> _Set problem_:
Reproduce the material word for word, from its beginning through the line containing "The projecting portion 22b is at (98, 680).", including that line. Omit the pictures from your answer.

> _Material for the task_:
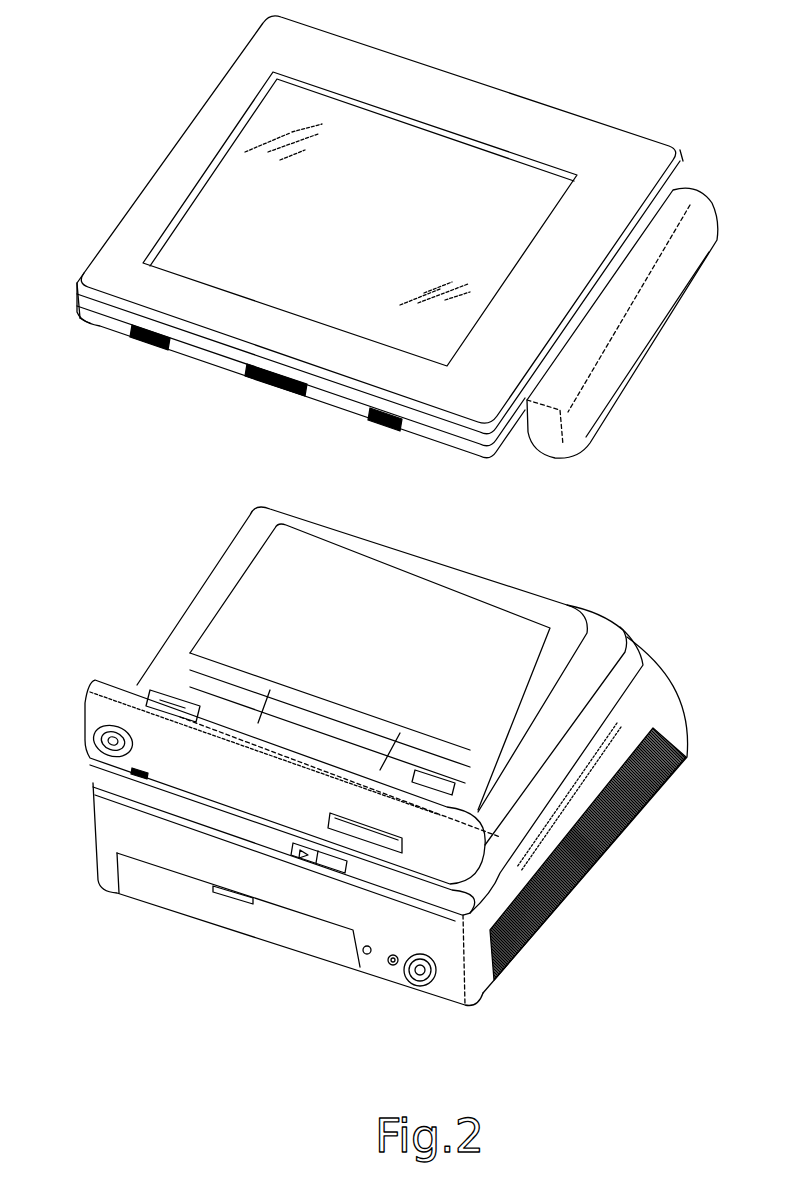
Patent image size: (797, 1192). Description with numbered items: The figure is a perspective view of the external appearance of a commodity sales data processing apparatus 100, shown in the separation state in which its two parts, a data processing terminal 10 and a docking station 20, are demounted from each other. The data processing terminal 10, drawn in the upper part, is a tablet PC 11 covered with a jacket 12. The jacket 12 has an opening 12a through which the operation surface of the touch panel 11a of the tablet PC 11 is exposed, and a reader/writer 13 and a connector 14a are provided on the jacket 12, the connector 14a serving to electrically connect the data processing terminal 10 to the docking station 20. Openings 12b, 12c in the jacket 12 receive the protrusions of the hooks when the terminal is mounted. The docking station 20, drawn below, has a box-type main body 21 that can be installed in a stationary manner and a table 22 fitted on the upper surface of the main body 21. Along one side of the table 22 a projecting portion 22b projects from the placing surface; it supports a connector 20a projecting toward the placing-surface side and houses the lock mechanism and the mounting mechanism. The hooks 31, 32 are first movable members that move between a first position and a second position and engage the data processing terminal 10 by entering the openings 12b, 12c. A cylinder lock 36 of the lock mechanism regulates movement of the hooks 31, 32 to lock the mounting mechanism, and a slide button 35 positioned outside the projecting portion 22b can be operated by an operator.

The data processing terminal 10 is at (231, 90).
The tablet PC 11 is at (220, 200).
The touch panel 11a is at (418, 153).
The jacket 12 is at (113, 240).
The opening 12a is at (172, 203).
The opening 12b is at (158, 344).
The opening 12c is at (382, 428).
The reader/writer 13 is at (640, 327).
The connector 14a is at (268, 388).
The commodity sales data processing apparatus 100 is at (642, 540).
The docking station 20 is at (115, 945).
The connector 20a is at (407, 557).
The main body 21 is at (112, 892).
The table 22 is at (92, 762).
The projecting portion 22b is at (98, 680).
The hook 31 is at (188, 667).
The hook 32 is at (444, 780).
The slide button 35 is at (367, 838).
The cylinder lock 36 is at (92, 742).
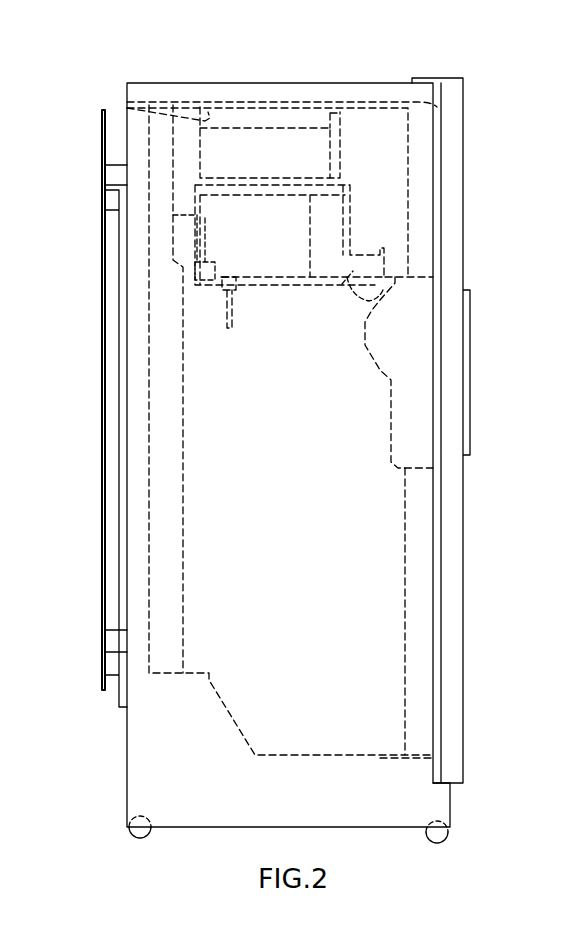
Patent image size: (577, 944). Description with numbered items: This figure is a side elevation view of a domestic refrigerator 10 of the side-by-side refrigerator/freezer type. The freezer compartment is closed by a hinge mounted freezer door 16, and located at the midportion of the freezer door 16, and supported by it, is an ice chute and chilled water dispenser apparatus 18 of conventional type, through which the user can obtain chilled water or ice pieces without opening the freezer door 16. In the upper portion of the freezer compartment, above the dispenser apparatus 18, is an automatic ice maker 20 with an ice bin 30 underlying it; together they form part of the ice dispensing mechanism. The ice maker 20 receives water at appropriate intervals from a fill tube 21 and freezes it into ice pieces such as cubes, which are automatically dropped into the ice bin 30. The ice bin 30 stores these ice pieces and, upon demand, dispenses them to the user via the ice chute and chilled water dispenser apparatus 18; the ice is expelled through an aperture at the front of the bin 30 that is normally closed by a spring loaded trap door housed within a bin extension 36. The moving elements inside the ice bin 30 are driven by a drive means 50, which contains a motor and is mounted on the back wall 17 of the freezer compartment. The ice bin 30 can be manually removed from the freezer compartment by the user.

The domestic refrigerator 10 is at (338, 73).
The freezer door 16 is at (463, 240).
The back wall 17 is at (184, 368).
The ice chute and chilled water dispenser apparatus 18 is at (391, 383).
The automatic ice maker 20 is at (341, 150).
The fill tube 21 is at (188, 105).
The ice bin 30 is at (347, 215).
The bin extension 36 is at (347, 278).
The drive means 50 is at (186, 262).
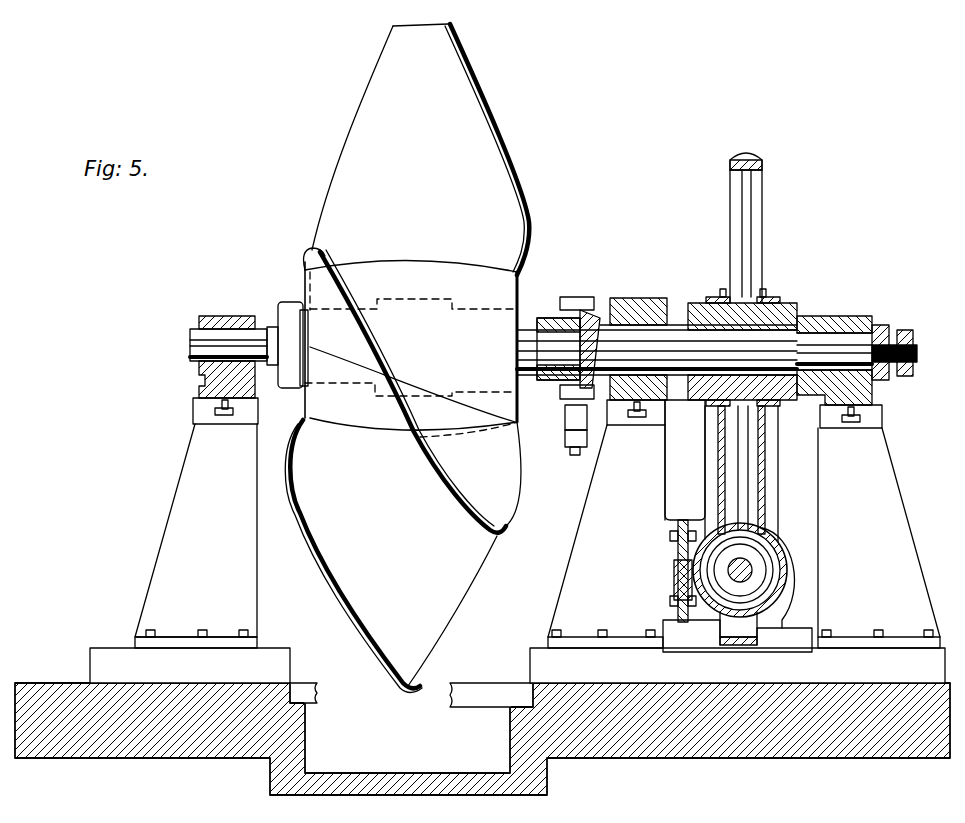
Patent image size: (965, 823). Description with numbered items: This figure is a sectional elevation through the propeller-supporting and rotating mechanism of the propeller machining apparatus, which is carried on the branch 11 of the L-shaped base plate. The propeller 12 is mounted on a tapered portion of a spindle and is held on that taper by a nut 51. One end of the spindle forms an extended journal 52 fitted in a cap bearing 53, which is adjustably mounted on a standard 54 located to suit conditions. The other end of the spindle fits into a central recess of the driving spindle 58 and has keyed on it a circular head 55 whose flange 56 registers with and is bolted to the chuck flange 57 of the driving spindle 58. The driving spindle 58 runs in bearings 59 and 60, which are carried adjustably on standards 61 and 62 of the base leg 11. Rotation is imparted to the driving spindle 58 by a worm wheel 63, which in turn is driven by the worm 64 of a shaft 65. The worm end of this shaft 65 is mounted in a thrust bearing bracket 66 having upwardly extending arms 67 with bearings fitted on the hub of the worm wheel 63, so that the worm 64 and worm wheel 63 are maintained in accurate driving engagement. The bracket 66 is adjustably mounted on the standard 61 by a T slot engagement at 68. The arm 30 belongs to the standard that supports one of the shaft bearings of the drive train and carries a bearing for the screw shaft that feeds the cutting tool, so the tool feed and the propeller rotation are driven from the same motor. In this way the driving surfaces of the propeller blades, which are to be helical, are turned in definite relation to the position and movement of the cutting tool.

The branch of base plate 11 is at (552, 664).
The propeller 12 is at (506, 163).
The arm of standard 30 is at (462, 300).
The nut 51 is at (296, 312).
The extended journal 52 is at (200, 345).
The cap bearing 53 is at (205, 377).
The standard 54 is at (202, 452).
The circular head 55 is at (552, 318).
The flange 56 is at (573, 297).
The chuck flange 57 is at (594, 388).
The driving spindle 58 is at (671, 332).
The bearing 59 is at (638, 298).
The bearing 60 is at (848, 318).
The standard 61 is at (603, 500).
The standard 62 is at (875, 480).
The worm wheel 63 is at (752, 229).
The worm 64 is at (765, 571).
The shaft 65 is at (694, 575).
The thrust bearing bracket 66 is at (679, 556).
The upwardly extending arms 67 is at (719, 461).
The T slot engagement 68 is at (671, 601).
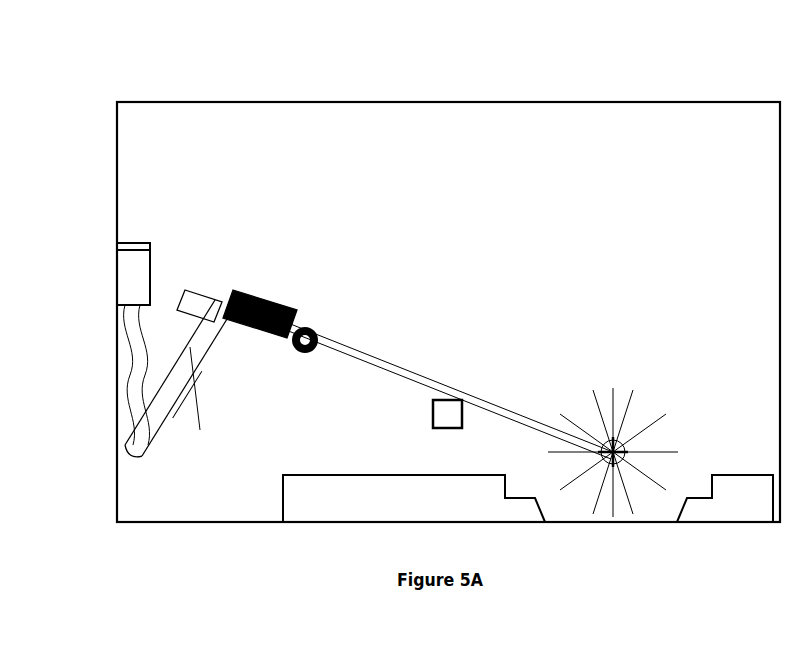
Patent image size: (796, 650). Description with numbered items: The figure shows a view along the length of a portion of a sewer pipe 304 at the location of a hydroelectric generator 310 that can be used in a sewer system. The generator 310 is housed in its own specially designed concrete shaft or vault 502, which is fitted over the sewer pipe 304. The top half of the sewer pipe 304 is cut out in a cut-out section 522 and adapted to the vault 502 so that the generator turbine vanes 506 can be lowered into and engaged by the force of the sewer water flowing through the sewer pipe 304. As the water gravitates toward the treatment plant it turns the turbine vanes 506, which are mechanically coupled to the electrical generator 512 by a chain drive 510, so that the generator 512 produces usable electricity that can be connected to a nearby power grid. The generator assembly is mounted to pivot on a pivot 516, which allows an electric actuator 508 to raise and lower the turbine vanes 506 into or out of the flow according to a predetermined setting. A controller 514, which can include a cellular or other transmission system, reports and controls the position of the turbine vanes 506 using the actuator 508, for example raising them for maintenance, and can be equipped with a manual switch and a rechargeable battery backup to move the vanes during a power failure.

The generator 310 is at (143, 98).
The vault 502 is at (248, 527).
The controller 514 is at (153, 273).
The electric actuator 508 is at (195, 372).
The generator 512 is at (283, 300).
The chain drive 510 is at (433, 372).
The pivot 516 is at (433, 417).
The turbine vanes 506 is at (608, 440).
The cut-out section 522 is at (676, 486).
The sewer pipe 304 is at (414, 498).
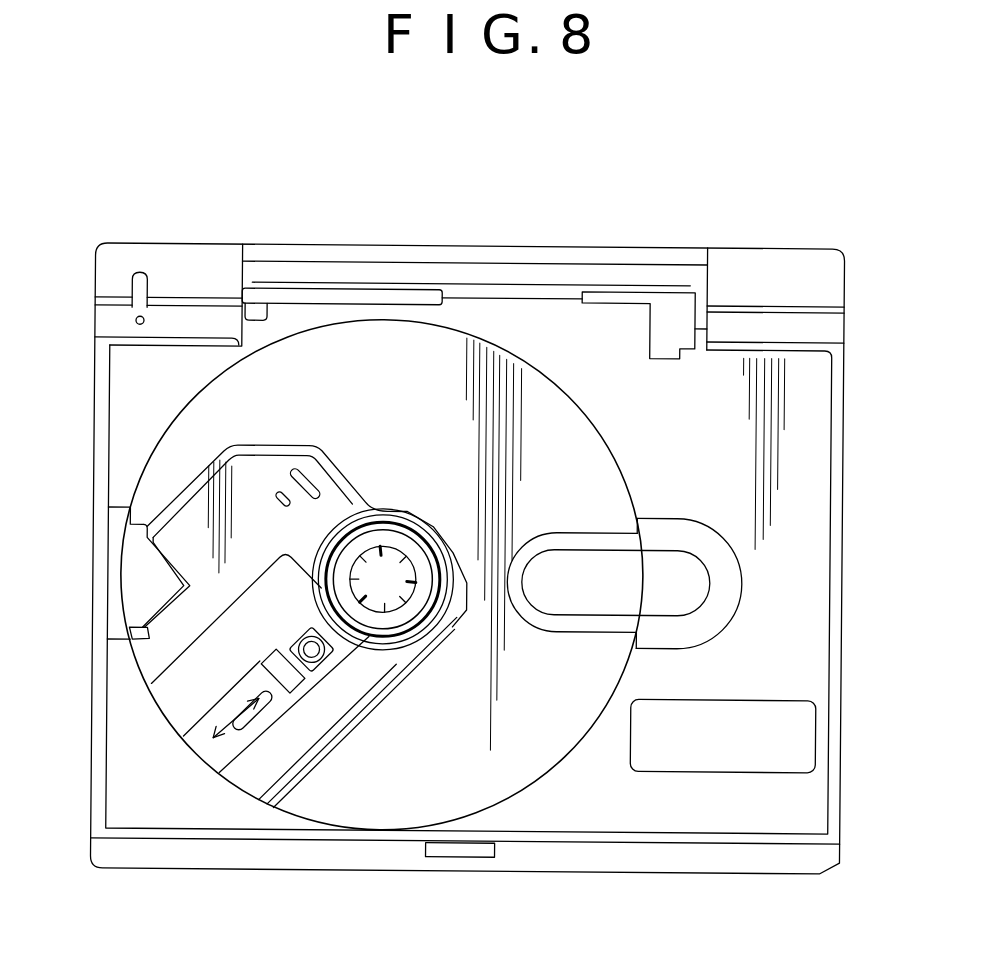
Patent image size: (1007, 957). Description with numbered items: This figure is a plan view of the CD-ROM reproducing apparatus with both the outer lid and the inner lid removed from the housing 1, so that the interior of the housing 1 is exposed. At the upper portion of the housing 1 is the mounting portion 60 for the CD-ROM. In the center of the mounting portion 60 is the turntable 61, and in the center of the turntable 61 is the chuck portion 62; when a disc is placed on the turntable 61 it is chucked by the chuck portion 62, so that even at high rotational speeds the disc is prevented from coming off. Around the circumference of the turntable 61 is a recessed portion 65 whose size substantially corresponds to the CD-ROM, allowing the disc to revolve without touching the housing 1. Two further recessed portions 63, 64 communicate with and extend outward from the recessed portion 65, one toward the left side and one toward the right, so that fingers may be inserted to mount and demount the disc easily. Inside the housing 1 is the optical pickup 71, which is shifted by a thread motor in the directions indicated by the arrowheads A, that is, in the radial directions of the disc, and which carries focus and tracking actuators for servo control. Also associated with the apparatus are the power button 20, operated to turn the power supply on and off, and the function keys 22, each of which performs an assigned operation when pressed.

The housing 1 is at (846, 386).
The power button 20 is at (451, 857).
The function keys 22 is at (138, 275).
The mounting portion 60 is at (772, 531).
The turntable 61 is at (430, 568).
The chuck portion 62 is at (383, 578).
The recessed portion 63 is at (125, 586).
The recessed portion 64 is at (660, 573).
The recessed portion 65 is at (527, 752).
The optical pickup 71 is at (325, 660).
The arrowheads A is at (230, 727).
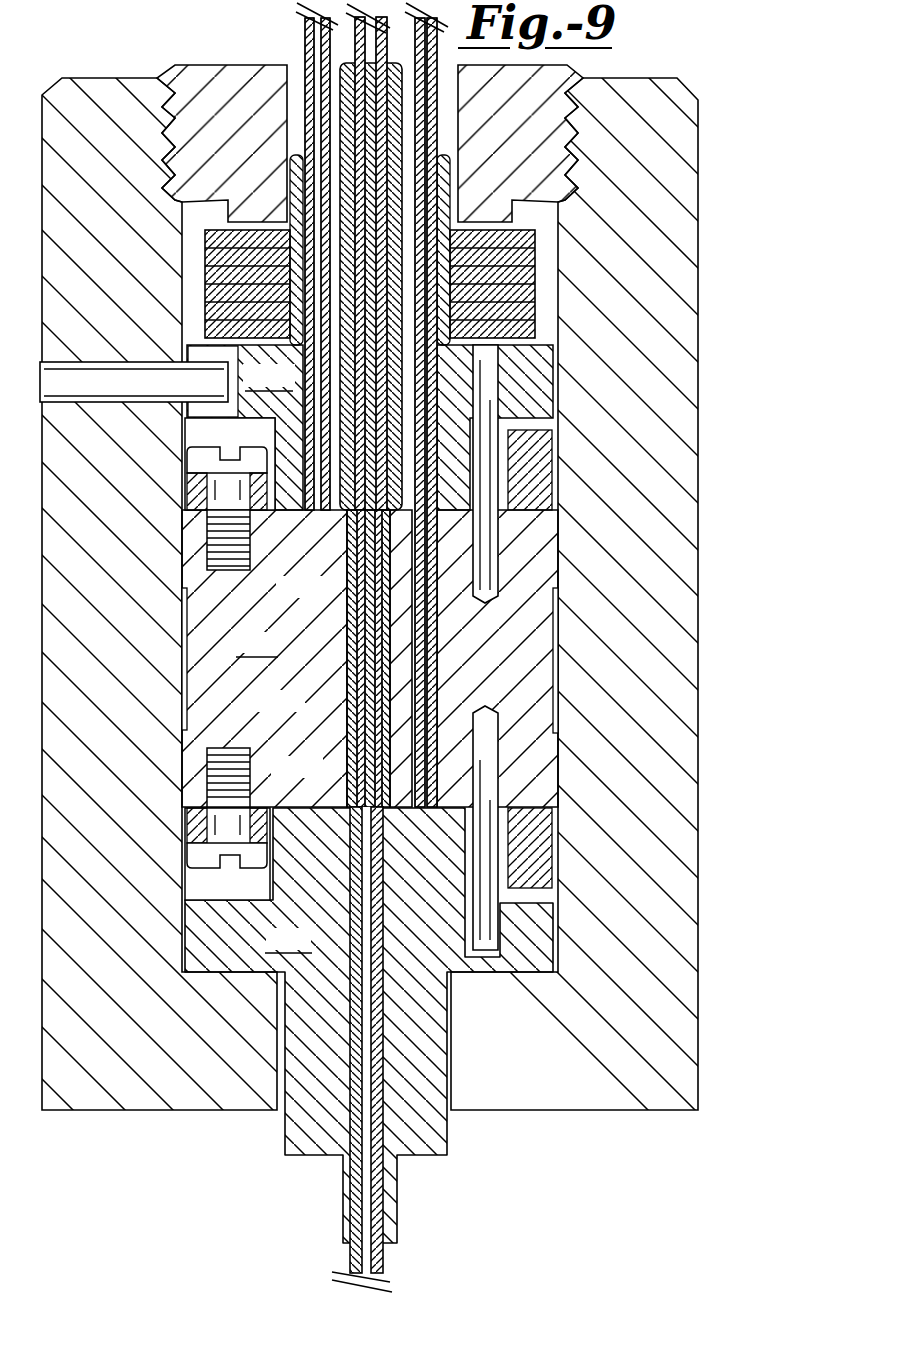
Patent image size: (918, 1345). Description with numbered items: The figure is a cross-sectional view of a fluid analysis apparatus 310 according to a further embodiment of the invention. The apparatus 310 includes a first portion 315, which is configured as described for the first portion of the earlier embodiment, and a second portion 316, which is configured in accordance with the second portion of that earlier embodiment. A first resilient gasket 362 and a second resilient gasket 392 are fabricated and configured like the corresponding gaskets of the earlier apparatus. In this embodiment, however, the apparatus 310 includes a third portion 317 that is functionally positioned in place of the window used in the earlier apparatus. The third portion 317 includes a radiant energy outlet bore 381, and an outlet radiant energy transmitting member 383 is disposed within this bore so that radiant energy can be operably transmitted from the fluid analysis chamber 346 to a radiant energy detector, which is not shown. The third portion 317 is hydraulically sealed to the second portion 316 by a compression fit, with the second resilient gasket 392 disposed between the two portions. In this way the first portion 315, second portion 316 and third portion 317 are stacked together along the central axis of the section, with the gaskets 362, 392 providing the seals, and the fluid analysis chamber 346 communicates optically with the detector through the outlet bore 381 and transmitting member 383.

> _Result of this exercise_:
Patent image size: (797, 1192). Description with numbered items: The figure is a perspective view of the external appearance of a commodity sales data processing apparatus 100, shown in the separation state in which its two parts, a data processing terminal 10 and a docking station 20, are demounted from each other. The data processing terminal 10, drawn in the upper part, is a tablet PC 11 covered with a jacket 12. The jacket 12 has an opening 12a through which the operation surface of the touch panel 11a of the tablet PC 11 is exposed, and a reader/writer 13 and a connector 14a are provided on the jacket 12, the connector 14a serving to electrically connect the data processing terminal 10 to the docking station 20. Openings 12b, 12c in the jacket 12 receive the protrusions of the hooks when the terminal is mounted. The docking station 20, drawn below, has a box-type main body 21 that can be installed in a stationary manner and a table 22 fitted on the upper surface of the main body 21. Along one side of the table 22 a projecting portion 22b projects from the placing surface; it supports a connector 20a projecting toward the placing-surface side and houses the lock mechanism and the mounting mechanism. The hooks 31, 32 are first movable members that move between a first position and a second position and engage the data processing terminal 10 by entering the openings 12b, 12c. A cylinder lock 36 of the lock mechanism regulates movement of the hooks 31, 32 to lock the mounting mechanism, and a slide button 35 positioned outside the projecting portion 22b can be operated by an operator.

The data processing terminal 10 is at (231, 90).
The tablet PC 11 is at (220, 200).
The touch panel 11a is at (418, 153).
The jacket 12 is at (113, 240).
The opening 12a is at (172, 203).
The opening 12b is at (158, 344).
The opening 12c is at (382, 428).
The reader/writer 13 is at (640, 327).
The connector 14a is at (268, 388).
The commodity sales data processing apparatus 100 is at (642, 540).
The docking station 20 is at (115, 945).
The connector 20a is at (407, 557).
The main body 21 is at (112, 892).
The table 22 is at (92, 762).
The projecting portion 22b is at (98, 680).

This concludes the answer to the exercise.